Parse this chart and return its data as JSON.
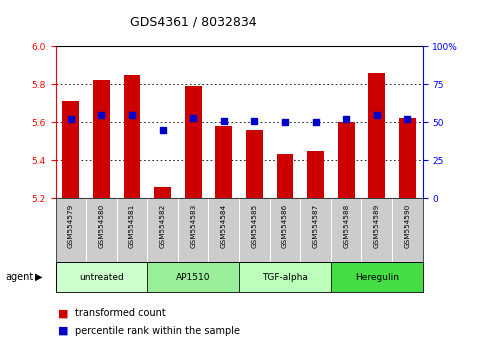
{
  "title": "GDS4361 / 8032834",
  "samples": [
    "GSM554579",
    "GSM554580",
    "GSM554581",
    "GSM554582",
    "GSM554583",
    "GSM554584",
    "GSM554585",
    "GSM554586",
    "GSM554587",
    "GSM554588",
    "GSM554589",
    "GSM554590"
  ],
  "bar_values": [
    5.71,
    5.82,
    5.85,
    5.26,
    5.79,
    5.58,
    5.56,
    5.43,
    5.45,
    5.6,
    5.86,
    5.62
  ],
  "percentile_values": [
    52,
    55,
    55,
    45,
    53,
    51,
    51,
    50,
    50,
    52,
    55,
    52
  ],
  "bar_bottom": 5.2,
  "y_left_min": 5.2,
  "y_left_max": 6.0,
  "y_right_min": 0,
  "y_right_max": 100,
  "y_left_ticks": [
    5.2,
    5.4,
    5.6,
    5.8,
    6.0
  ],
  "y_right_ticks": [
    0,
    25,
    50,
    75,
    100
  ],
  "y_right_tick_labels": [
    "0",
    "25",
    "50",
    "75",
    "100%"
  ],
  "bar_color": "#cc0000",
  "percentile_color": "#0000cc",
  "agents": [
    {
      "label": "untreated",
      "start": 0,
      "end": 3,
      "color": "#ccffcc"
    },
    {
      "label": "AP1510",
      "start": 3,
      "end": 6,
      "color": "#99ee99"
    },
    {
      "label": "TGF-alpha",
      "start": 6,
      "end": 9,
      "color": "#bbffbb"
    },
    {
      "label": "Heregulin",
      "start": 9,
      "end": 12,
      "color": "#44dd44"
    }
  ],
  "agent_label": "agent",
  "legend_bar_label": "transformed count",
  "legend_pct_label": "percentile rank within the sample",
  "background_color": "#ffffff",
  "label_bg_color": "#cccccc",
  "xlim_left": -0.5,
  "xlim_right": 11.5
}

****

— Short exercise —
Copy the material shown above in full and exactly. Skip the pictures.

— Task response —
Parse this chart and return its data as JSON.
{
  "title": "GDS4361 / 8032834",
  "samples": [
    "GSM554579",
    "GSM554580",
    "GSM554581",
    "GSM554582",
    "GSM554583",
    "GSM554584",
    "GSM554585",
    "GSM554586",
    "GSM554587",
    "GSM554588",
    "GSM554589",
    "GSM554590"
  ],
  "bar_values": [
    5.71,
    5.82,
    5.85,
    5.26,
    5.79,
    5.58,
    5.56,
    5.43,
    5.45,
    5.6,
    5.86,
    5.62
  ],
  "percentile_values": [
    52,
    55,
    55,
    45,
    53,
    51,
    51,
    50,
    50,
    52,
    55,
    52
  ],
  "bar_bottom": 5.2,
  "y_left_min": 5.2,
  "y_left_max": 6.0,
  "y_right_min": 0,
  "y_right_max": 100,
  "y_left_ticks": [
    5.2,
    5.4,
    5.6,
    5.8,
    6.0
  ],
  "y_right_ticks": [
    0,
    25,
    50,
    75,
    100
  ],
  "y_right_tick_labels": [
    "0",
    "25",
    "50",
    "75",
    "100%"
  ],
  "bar_color": "#cc0000",
  "percentile_color": "#0000cc",
  "agents": [
    {
      "label": "untreated",
      "start": 0,
      "end": 3,
      "color": "#ccffcc"
    },
    {
      "label": "AP1510",
      "start": 3,
      "end": 6,
      "color": "#99ee99"
    },
    {
      "label": "TGF-alpha",
      "start": 6,
      "end": 9,
      "color": "#bbffbb"
    },
    {
      "label": "Heregulin",
      "start": 9,
      "end": 12,
      "color": "#44dd44"
    }
  ],
  "agent_label": "agent",
  "legend_bar_label": "transformed count",
  "legend_pct_label": "percentile rank within the sample",
  "background_color": "#ffffff",
  "label_bg_color": "#cccccc",
  "xlim_left": -0.5,
  "xlim_right": 11.5
}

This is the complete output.